WHAT THE TASK ASKS: Gather each line in the entries that includes the string "name".

EXCERPTED DATA:
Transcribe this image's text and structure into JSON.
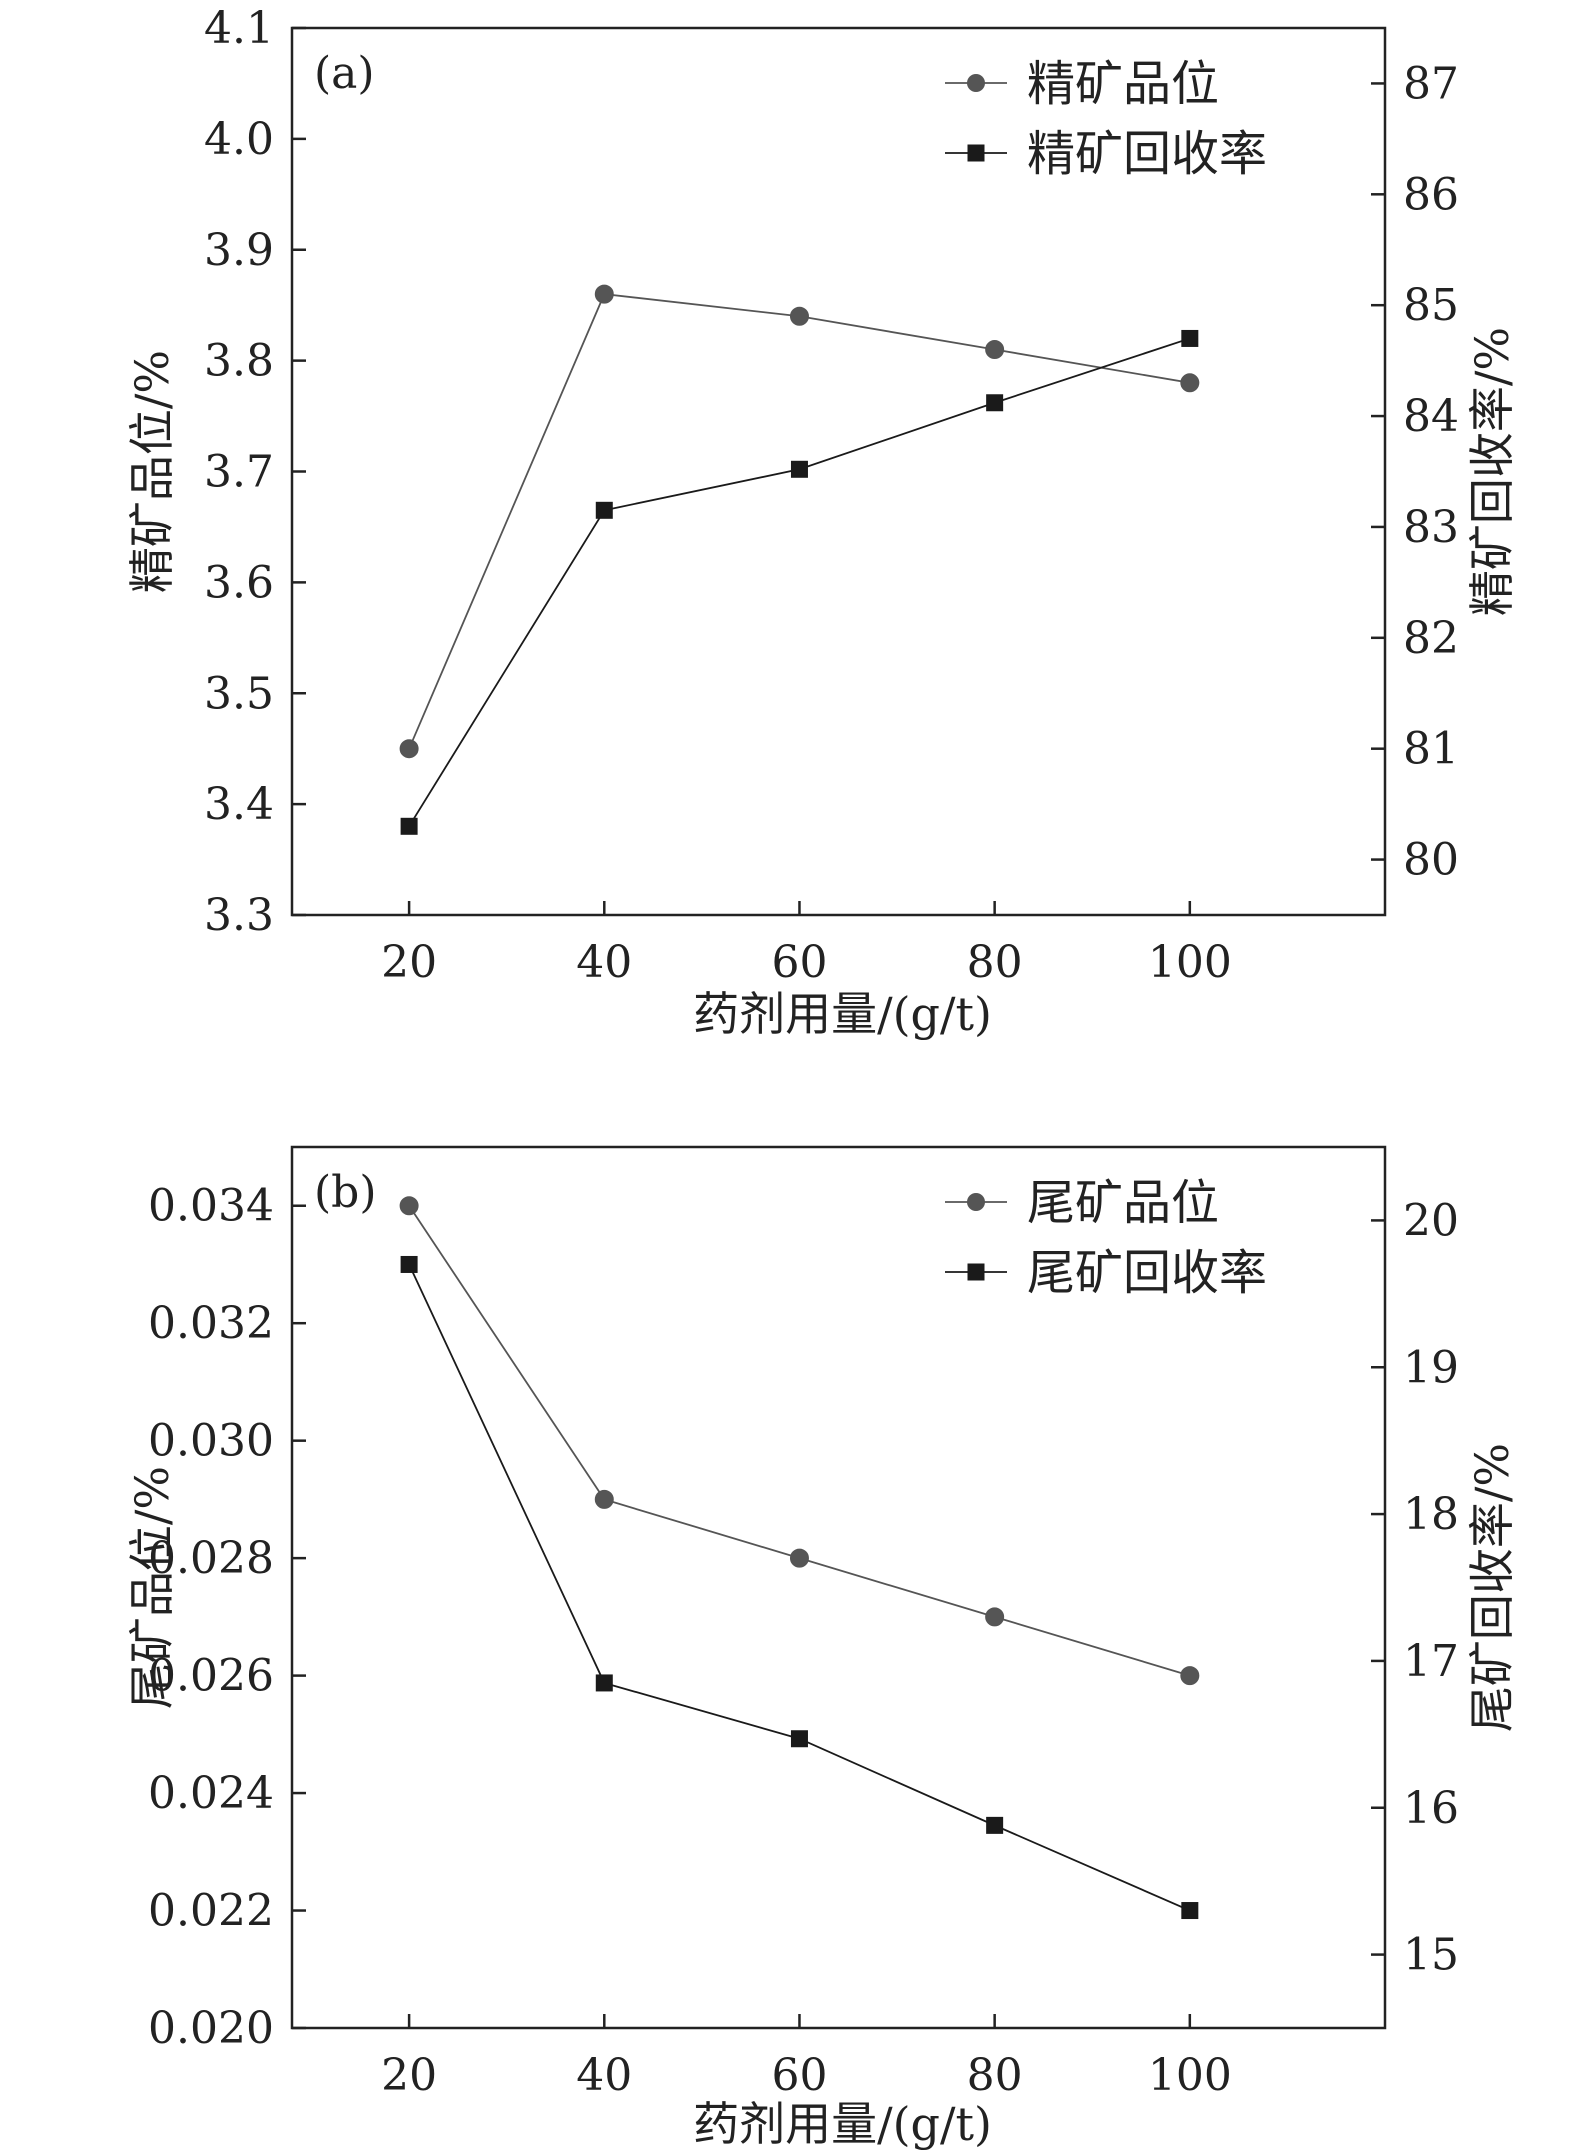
{
  "colors": {
    "axis": "#222222",
    "grade_series": "#555555",
    "recovery_series": "#1a1a1a",
    "background": "#ffffff"
  },
  "chart_data": [
    {
      "type": "line",
      "panel_tag": "(a)",
      "xlabel": "药剂用量/(g/t)",
      "ylabel_left": "精矿品位/%",
      "ylabel_right": "精矿回收率/%",
      "x": [
        20,
        40,
        60,
        80,
        100
      ],
      "x_ticks": [
        "20",
        "40",
        "60",
        "80",
        "100"
      ],
      "xlim": [
        8,
        120
      ],
      "ylim_left": [
        3.3,
        4.1
      ],
      "yticks_left": [
        "3.3",
        "3.4",
        "3.5",
        "3.6",
        "3.7",
        "3.8",
        "3.9",
        "4.0",
        "4.1"
      ],
      "ylim_right": [
        79.5,
        87.5
      ],
      "yticks_right": [
        "80",
        "81",
        "82",
        "83",
        "84",
        "85",
        "86",
        "87"
      ],
      "legend_position": "top-right",
      "series": [
        {
          "name": "精矿品位",
          "axis": "left",
          "marker": "circle",
          "values": [
            3.45,
            3.86,
            3.84,
            3.81,
            3.78
          ]
        },
        {
          "name": "精矿回收率",
          "axis": "right",
          "marker": "square",
          "values": [
            80.3,
            83.15,
            83.52,
            84.12,
            84.7
          ]
        }
      ]
    },
    {
      "type": "line",
      "panel_tag": "(b)",
      "xlabel": "药剂用量/(g/t)",
      "ylabel_left": "尾矿品位/%",
      "ylabel_right": "尾矿回收率/%",
      "x": [
        20,
        40,
        60,
        80,
        100
      ],
      "x_ticks": [
        "20",
        "40",
        "60",
        "80",
        "100"
      ],
      "xlim": [
        8,
        120
      ],
      "ylim_left": [
        0.02,
        0.035
      ],
      "yticks_left": [
        "0.020",
        "0.022",
        "0.024",
        "0.026",
        "0.028",
        "0.030",
        "0.032",
        "0.034"
      ],
      "ylim_right": [
        14.5,
        20.5
      ],
      "yticks_right": [
        "15",
        "16",
        "17",
        "18",
        "19",
        "20"
      ],
      "legend_position": "top-right",
      "series": [
        {
          "name": "尾矿品位",
          "axis": "left",
          "marker": "circle",
          "values": [
            0.034,
            0.029,
            0.028,
            0.027,
            0.026
          ]
        },
        {
          "name": "尾矿回收率",
          "axis": "right",
          "marker": "square",
          "values": [
            19.7,
            16.85,
            16.47,
            15.88,
            15.3
          ]
        }
      ]
    }
  ]
}
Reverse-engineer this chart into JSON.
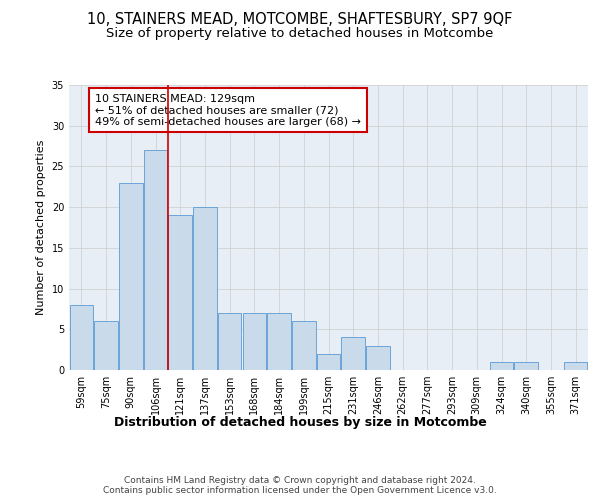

THE COMPLETED TASK:
          "name": "精矿品位",
          "name": "精矿回收率",
          "name": "尾矿品位",
          "name": "尾矿回收率",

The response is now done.